↓↓↓

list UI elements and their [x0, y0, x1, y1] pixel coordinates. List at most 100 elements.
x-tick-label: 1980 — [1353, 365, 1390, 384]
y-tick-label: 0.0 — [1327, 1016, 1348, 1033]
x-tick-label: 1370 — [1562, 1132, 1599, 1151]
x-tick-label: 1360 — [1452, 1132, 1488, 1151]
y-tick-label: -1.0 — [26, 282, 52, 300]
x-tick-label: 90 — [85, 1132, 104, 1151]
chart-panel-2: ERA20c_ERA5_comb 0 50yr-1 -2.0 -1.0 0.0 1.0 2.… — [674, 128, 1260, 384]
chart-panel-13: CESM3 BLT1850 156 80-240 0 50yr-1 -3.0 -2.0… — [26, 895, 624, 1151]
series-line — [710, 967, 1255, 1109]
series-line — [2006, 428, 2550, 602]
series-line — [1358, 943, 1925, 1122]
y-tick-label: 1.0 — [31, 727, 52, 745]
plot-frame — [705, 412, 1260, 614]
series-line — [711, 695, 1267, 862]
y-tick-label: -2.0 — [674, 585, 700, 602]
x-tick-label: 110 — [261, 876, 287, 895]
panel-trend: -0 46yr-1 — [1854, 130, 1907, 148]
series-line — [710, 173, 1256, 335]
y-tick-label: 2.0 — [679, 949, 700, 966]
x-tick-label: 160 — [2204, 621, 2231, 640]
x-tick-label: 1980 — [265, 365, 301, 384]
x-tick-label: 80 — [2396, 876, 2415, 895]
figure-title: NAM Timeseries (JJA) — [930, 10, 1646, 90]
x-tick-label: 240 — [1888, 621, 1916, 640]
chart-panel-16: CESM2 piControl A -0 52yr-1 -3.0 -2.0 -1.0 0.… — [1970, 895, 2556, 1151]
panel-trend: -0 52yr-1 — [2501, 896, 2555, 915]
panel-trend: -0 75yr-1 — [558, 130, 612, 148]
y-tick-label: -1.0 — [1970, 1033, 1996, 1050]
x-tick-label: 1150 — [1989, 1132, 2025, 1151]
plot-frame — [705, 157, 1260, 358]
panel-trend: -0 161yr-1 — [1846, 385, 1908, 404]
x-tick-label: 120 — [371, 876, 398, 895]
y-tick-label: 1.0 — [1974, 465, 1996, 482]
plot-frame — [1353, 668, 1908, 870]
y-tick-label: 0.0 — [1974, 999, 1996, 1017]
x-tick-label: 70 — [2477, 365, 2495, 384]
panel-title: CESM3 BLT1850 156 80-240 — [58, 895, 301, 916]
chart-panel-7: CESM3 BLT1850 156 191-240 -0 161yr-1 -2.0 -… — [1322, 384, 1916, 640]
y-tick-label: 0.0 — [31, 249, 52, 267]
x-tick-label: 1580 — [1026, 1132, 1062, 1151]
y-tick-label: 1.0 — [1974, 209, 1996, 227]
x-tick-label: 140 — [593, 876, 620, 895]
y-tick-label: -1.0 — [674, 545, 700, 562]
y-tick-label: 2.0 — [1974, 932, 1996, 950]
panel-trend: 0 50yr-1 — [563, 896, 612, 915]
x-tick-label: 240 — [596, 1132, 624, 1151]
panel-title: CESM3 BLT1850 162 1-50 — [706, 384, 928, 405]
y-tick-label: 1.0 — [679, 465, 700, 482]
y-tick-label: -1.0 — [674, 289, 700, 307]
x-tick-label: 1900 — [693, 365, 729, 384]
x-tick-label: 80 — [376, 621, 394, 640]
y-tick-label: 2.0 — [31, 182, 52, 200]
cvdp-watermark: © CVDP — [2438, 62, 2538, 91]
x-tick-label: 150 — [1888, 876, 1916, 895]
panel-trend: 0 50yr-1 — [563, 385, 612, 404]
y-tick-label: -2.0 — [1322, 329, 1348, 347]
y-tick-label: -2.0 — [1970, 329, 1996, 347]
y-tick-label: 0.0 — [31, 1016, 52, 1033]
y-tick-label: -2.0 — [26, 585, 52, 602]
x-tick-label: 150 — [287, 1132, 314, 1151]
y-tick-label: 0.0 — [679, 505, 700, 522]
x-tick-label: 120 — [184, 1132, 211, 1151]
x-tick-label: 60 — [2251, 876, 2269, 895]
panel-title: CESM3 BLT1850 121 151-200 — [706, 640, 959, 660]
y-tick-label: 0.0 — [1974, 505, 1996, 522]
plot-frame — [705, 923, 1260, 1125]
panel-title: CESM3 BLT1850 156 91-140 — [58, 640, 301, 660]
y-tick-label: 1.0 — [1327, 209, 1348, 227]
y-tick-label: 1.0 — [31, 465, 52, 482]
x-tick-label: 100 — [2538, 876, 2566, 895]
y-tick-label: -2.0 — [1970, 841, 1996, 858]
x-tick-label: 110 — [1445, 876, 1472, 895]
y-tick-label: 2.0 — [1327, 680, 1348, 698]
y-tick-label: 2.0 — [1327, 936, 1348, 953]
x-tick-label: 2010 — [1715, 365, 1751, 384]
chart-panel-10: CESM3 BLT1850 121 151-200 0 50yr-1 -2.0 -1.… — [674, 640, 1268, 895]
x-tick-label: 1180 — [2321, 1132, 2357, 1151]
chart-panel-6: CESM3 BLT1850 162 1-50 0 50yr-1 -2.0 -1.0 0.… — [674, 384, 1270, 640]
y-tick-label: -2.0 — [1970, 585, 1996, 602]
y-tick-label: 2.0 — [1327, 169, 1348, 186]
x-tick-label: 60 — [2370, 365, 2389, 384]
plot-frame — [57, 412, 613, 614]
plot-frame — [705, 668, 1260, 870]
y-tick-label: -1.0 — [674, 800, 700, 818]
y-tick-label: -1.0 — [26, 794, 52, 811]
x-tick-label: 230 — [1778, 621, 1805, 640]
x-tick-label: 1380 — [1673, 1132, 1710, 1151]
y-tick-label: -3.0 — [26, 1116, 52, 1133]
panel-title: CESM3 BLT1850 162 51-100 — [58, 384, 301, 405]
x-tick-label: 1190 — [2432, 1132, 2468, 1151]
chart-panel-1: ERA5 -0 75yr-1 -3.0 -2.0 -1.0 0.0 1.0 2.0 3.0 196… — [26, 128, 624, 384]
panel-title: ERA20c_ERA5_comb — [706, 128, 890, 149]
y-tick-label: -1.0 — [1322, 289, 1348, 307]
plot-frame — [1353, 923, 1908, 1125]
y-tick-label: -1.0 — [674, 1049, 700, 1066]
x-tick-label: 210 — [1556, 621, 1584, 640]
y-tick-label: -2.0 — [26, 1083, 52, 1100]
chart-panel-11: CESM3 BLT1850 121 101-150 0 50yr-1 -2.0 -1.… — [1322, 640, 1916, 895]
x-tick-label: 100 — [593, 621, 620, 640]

↑↑↑

**The problem:** Locate each line in the records above that contains the string "title" and copy those lines. Case counts.

**Solution for this problem:**
figure-title: NAM Timeseries (JJA) — [930, 10, 1646, 90]
panel-title: CESM3 BLT1850 156 80-240 — [58, 895, 301, 916]
panel-title: CESM3 BLT1850 162 1-50 — [706, 384, 928, 405]
panel-title: CESM3 BLT1850 121 151-200 — [706, 640, 959, 660]
panel-title: CESM3 BLT1850 156 91-140 — [58, 640, 301, 660]
panel-title: CESM3 BLT1850 162 51-100 — [58, 384, 301, 405]
panel-title: ERA20c_ERA5_comb — [706, 128, 890, 149]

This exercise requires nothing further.